═══ MATERIAL FOR THIS EXERCISE

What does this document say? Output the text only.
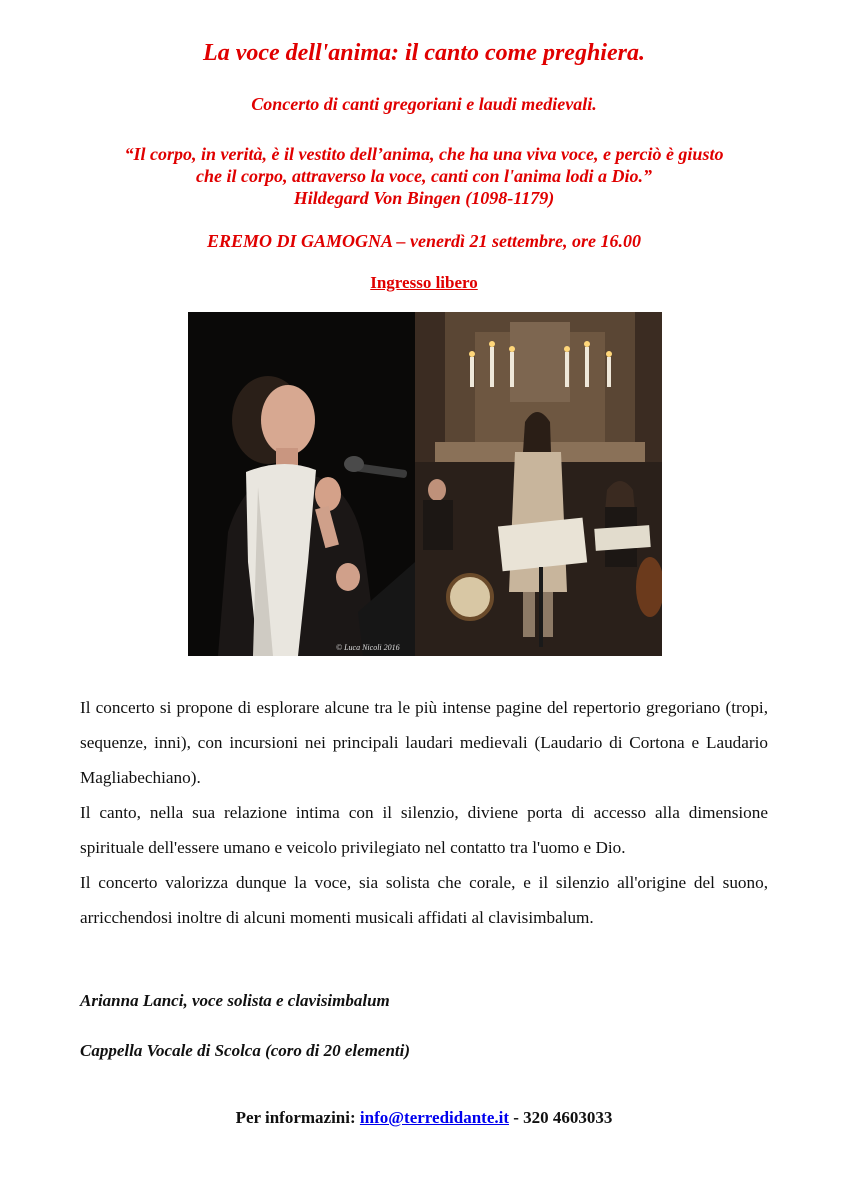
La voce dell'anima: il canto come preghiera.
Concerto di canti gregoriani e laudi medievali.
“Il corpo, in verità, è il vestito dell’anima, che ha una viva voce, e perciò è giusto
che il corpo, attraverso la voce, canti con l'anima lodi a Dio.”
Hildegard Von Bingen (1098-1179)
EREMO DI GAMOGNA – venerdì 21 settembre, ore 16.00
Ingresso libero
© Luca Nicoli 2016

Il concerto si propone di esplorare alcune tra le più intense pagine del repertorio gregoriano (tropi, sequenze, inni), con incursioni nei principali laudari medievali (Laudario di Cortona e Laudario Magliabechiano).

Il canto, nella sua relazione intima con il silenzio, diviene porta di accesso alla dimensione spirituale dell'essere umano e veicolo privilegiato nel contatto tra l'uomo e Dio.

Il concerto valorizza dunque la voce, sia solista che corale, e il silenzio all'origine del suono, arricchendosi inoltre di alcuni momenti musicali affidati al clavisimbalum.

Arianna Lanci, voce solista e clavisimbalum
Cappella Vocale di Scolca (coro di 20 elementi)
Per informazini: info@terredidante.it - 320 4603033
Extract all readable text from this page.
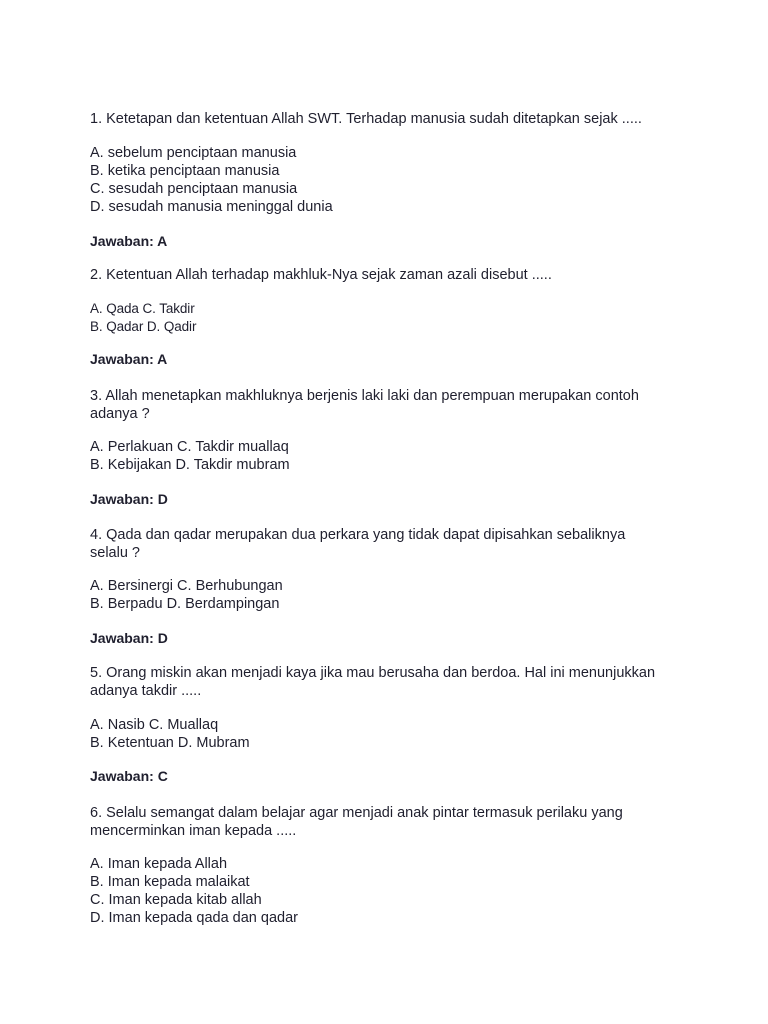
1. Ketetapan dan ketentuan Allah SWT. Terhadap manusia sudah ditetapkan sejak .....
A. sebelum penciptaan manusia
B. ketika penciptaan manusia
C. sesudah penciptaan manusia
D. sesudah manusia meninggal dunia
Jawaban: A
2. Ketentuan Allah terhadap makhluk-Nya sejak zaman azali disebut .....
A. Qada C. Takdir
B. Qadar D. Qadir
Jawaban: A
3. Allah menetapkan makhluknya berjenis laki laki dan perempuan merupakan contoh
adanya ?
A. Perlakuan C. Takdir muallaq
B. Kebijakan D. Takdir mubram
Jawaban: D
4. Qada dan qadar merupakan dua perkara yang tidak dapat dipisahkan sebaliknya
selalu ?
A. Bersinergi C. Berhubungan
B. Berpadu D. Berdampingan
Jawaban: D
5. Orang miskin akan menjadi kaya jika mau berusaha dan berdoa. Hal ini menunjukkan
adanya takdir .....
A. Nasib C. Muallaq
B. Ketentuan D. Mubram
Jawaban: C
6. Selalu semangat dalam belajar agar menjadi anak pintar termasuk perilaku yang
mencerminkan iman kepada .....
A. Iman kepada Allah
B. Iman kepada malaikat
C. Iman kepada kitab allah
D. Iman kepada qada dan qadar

══════

*AIM:* In the material above, find each line that contains the word "canti", and select it.

*FULL ANSWER:*
Concerto di canti gregoriani e laudi medievali.
che il corpo, attraverso la voce, canti con l'anima lodi a Dio.”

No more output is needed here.